▸ **TO BE DONE**: Identify and copy all lines of the material where the string "Betting" is found.

— START OF PROVIDED RECORDS —

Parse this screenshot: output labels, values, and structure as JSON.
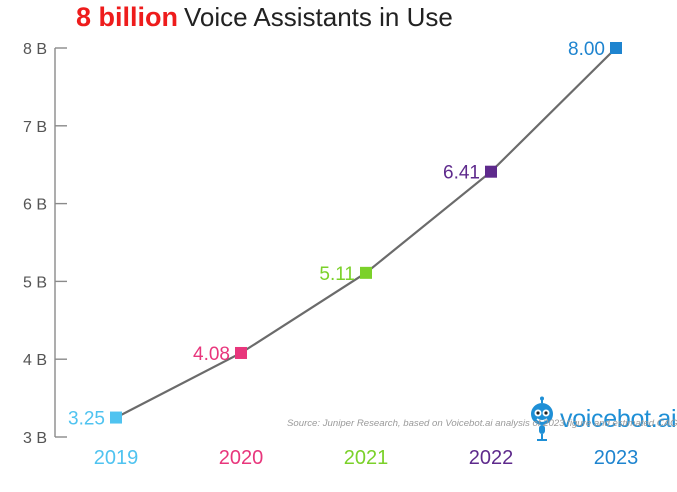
{
  "chart_data": {
    "type": "line",
    "title_highlight": "8 billion",
    "title": "Voice Assistants in Use",
    "categories": [
      "2019",
      "2020",
      "2021",
      "2022",
      "2023"
    ],
    "values": [
      3.25,
      4.08,
      5.11,
      6.41,
      8.0
    ],
    "data_labels": [
      "3.25",
      "4.08",
      "5.11",
      "6.41",
      "8.00"
    ],
    "point_colors": [
      "#4fc3f0",
      "#e8367c",
      "#7bd12a",
      "#5e2a8c",
      "#1e84cf"
    ],
    "label_colors": [
      "#4fc3f0",
      "#e8367c",
      "#7bd12a",
      "#5e2a8c",
      "#1e84cf"
    ],
    "year_colors": [
      "#4fc3f0",
      "#e8367c",
      "#7bd12a",
      "#5e2a8c",
      "#1e84cf"
    ],
    "line_color": "#6b6b6b",
    "y_ticks": [
      3,
      4,
      5,
      6,
      7,
      8
    ],
    "y_tick_labels": [
      "3 B",
      "4 B",
      "5 B",
      "6 B",
      "7 B",
      "8 B"
    ],
    "ylim": [
      3,
      8
    ],
    "grid": false,
    "xlabel": "",
    "ylabel": ""
  },
  "brand": {
    "name": "voicebot.ai",
    "color": "#1e8fd6"
  },
  "source": "Source: Juniper Research, based on Voicebot.ai analysis of 2023 figure and estimated CAGR"
}
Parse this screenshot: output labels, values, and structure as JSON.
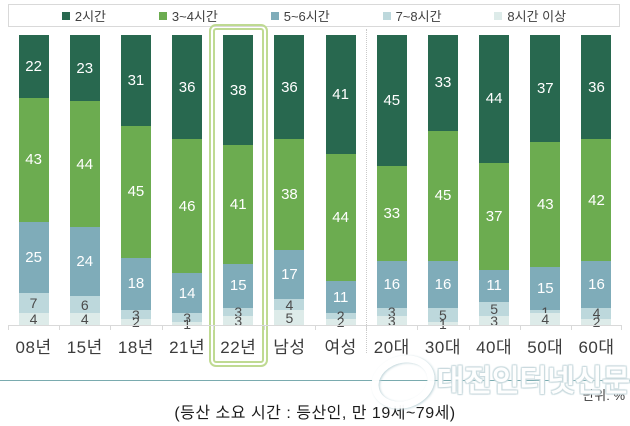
{
  "legend": {
    "items": [
      {
        "label": "2시간",
        "color": "#28684F"
      },
      {
        "label": "3~4시간",
        "color": "#6CAC50"
      },
      {
        "label": "5~6시간",
        "color": "#7FACB9"
      },
      {
        "label": "7~8시간",
        "color": "#BDD8DC"
      },
      {
        "label": "8시간 이상",
        "color": "#DDEBE9"
      }
    ]
  },
  "chart_data": {
    "type": "bar",
    "subtype": "100-percent-stacked-column",
    "categories": [
      "08년",
      "15년",
      "18년",
      "21년",
      "22년",
      "남성",
      "여성",
      "20대",
      "30대",
      "40대",
      "50대",
      "60대"
    ],
    "series": [
      {
        "name": "2시간",
        "color": "#28684F",
        "label_color": "light",
        "values": [
          22,
          23,
          31,
          36,
          38,
          36,
          41,
          45,
          33,
          44,
          37,
          36
        ]
      },
      {
        "name": "3~4시간",
        "color": "#6CAC50",
        "label_color": "light",
        "values": [
          43,
          44,
          45,
          46,
          41,
          38,
          44,
          33,
          45,
          37,
          43,
          42
        ]
      },
      {
        "name": "5~6시간",
        "color": "#7FACB9",
        "label_color": "light",
        "values": [
          25,
          24,
          18,
          14,
          15,
          17,
          11,
          16,
          16,
          11,
          15,
          16
        ]
      },
      {
        "name": "7~8시간",
        "color": "#BDD8DC",
        "label_color": "dark",
        "values": [
          7,
          6,
          3,
          3,
          3,
          4,
          2,
          3,
          5,
          5,
          1,
          4
        ]
      },
      {
        "name": "8시간 이상",
        "color": "#DDEBE9",
        "label_color": "dark",
        "values": [
          4,
          4,
          2,
          1,
          3,
          5,
          2,
          3,
          1,
          3,
          4,
          2
        ]
      }
    ],
    "ylim": [
      0,
      100
    ],
    "legend_position": "top",
    "grid": false,
    "highlighted_category": "22년",
    "group_separator_after": "여성",
    "unit_label": "단위: %"
  },
  "caption": "(등산 소요 시간 : 등산인, 만 19세~79세)",
  "watermark": {
    "text": "대전인터넷신문"
  },
  "colors": {
    "axis": "#D9D9D9",
    "highlight_border": "#BFDA92",
    "group_separator": "#C9C9C9",
    "bottom_rule": "#7AABAF",
    "value_label_light": "#FFFFFF",
    "value_label_dark": "#4B4B4B",
    "category_label": "#3C3C3C",
    "legend_text": "#404040"
  }
}
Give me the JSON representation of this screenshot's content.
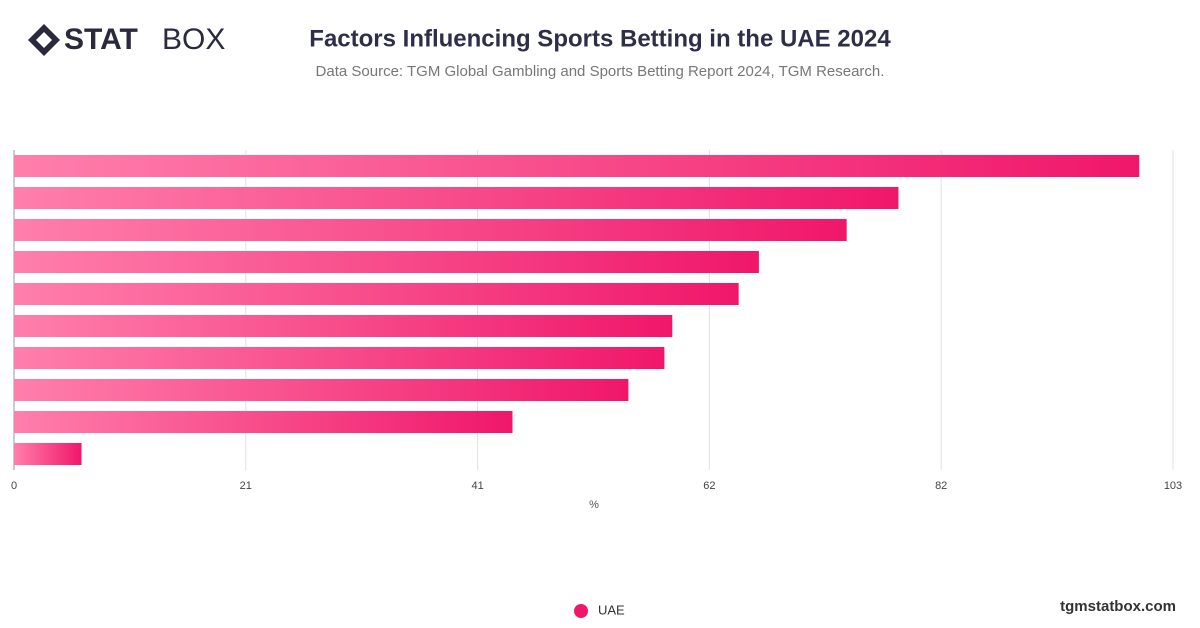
{
  "logo": {
    "bold": "STAT",
    "light": "BOX"
  },
  "footer": "tgmstatbox.com",
  "chart_data": {
    "type": "bar",
    "orientation": "horizontal",
    "title": "Factors Influencing Sports Betting in the UAE 2024",
    "subtitle": "Data Source: TGM Global Gambling and Sports Betting Report 2024, TGM Research.",
    "x_label": "%",
    "categories": [
      null,
      null,
      null,
      null,
      null,
      null,
      null,
      null,
      null,
      null
    ],
    "series": [
      {
        "name": "UAE",
        "color": "#f0176a",
        "values": [
          100.0,
          78.6,
          74.0,
          66.2,
          64.4,
          58.5,
          57.8,
          54.6,
          44.3,
          6.0
        ]
      }
    ],
    "xlim": [
      0,
      103
    ],
    "xticks": [
      0,
      {
        "value": 20.6,
        "label": "21"
      },
      {
        "value": 41.2,
        "label": "41"
      },
      {
        "value": 61.8,
        "label": "62"
      },
      {
        "value": 82.4,
        "label": "82"
      },
      103
    ],
    "grid": true,
    "legend": "bottom"
  }
}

— END OF PROVIDED RECORDS —

▸ **OUTPUT OF THE TASK**:
    "title": "Factors Influencing Sports Betting in the UAE 2024",
    "subtitle": "Data Source: TGM Global Gambling and Sports Betting Report 2024, TGM Research.",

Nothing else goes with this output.